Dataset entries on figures
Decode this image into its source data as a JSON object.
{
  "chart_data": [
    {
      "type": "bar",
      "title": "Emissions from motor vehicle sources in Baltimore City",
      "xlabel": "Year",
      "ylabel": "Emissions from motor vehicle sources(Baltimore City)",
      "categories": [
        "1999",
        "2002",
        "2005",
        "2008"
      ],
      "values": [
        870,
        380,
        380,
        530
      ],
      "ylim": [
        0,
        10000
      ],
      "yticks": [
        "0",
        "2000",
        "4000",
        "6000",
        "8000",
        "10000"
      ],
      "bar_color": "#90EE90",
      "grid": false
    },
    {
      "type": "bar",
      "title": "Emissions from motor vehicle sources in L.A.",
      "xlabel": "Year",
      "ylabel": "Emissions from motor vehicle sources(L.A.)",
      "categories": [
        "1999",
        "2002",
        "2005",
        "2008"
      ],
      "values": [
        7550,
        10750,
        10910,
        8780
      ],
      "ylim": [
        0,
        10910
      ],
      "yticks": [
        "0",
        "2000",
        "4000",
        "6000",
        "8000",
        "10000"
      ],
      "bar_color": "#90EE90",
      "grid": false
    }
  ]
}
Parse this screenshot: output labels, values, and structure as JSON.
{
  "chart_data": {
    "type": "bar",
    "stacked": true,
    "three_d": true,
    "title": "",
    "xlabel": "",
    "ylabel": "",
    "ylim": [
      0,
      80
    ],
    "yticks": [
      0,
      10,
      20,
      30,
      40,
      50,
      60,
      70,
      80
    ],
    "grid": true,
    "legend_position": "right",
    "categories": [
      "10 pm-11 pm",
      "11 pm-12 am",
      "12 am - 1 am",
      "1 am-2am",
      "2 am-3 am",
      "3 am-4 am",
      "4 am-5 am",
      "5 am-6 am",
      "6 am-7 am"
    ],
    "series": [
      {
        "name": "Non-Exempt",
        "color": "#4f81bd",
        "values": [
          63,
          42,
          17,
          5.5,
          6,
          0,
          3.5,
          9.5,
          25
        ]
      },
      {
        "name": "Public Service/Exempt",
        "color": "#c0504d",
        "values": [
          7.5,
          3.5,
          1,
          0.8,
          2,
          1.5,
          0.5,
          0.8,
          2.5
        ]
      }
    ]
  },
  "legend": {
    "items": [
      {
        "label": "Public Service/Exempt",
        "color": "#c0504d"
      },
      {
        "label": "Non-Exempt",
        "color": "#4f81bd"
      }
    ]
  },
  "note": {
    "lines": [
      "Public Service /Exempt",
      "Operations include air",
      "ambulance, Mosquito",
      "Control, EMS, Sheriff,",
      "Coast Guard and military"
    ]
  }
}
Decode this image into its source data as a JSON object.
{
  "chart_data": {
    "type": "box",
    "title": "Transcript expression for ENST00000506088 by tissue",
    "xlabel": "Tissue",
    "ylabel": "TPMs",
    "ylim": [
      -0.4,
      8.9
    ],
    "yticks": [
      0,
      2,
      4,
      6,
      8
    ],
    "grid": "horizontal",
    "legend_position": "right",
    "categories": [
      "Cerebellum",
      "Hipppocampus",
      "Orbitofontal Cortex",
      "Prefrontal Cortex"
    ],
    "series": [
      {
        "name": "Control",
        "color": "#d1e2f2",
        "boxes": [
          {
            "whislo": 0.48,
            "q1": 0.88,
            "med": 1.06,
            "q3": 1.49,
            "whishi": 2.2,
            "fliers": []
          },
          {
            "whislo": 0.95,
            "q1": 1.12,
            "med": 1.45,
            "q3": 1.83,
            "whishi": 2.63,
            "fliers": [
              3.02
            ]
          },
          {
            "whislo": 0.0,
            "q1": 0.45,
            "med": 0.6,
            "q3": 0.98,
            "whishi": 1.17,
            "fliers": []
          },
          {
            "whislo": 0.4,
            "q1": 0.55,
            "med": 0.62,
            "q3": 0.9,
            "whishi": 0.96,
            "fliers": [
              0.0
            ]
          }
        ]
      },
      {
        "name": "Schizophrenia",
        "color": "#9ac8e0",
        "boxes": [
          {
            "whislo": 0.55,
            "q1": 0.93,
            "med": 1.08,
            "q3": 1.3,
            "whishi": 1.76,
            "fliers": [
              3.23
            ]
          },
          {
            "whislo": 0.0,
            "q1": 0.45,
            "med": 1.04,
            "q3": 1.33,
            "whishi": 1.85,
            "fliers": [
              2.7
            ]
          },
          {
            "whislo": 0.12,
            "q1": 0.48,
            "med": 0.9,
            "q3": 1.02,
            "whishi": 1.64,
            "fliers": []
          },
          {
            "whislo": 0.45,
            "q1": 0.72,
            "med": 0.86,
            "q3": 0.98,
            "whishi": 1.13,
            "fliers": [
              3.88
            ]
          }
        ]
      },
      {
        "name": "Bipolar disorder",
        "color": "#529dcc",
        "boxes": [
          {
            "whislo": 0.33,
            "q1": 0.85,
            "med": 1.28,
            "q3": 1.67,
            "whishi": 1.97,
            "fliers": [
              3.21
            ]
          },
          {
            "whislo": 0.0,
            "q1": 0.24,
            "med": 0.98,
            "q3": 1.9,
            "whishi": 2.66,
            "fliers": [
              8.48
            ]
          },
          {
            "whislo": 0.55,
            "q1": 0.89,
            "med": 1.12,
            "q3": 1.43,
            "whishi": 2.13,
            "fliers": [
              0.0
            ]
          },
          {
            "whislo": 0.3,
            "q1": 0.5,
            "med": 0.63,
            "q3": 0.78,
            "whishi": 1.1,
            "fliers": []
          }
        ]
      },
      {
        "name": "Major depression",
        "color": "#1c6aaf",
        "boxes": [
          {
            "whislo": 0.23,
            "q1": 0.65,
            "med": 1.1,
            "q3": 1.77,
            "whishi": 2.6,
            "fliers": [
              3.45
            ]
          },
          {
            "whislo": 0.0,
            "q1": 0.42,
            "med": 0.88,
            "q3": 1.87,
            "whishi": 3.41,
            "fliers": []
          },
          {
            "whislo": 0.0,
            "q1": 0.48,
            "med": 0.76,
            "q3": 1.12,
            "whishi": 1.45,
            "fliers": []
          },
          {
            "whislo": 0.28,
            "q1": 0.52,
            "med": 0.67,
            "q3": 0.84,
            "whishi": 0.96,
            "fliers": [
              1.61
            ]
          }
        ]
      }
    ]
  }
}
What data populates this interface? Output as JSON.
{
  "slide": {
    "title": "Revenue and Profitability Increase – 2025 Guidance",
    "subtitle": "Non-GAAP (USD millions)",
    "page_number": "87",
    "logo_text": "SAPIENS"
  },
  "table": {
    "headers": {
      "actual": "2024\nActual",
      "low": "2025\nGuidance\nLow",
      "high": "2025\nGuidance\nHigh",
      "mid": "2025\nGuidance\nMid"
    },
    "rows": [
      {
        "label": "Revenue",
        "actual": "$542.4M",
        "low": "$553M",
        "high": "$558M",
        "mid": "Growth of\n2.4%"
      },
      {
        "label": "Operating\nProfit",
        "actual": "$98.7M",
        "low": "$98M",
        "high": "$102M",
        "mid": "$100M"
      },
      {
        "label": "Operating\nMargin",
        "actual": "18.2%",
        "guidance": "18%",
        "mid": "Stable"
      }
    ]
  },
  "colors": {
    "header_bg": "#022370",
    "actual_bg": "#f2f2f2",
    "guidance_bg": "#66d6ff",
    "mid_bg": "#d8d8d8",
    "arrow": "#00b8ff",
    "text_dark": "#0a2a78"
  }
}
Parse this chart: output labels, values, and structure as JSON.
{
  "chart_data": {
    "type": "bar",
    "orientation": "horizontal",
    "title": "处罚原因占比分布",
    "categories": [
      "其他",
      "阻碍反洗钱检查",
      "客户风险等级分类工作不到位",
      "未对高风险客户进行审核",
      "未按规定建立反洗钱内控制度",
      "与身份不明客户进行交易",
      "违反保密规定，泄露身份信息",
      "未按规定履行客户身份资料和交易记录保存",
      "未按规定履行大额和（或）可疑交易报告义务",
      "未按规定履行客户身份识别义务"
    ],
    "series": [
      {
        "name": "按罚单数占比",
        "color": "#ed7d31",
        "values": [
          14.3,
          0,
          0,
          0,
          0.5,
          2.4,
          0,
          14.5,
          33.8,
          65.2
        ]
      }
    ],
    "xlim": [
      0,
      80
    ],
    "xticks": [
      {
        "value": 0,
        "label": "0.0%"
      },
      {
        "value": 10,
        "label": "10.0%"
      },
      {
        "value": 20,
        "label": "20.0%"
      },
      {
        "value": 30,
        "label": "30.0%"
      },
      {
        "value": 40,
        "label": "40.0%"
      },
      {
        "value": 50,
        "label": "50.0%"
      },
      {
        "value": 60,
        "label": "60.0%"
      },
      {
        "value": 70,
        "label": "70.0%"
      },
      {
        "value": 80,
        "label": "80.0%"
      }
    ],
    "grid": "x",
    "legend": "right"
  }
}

OBJECTIVE: Every line of the listing that holds "nGuidance" should be found and copied.

RESULT:
      "low": "2025\nGuidance\nLow",
      "high": "2025\nGuidance\nHigh",
      "mid": "2025\nGuidance\nMid"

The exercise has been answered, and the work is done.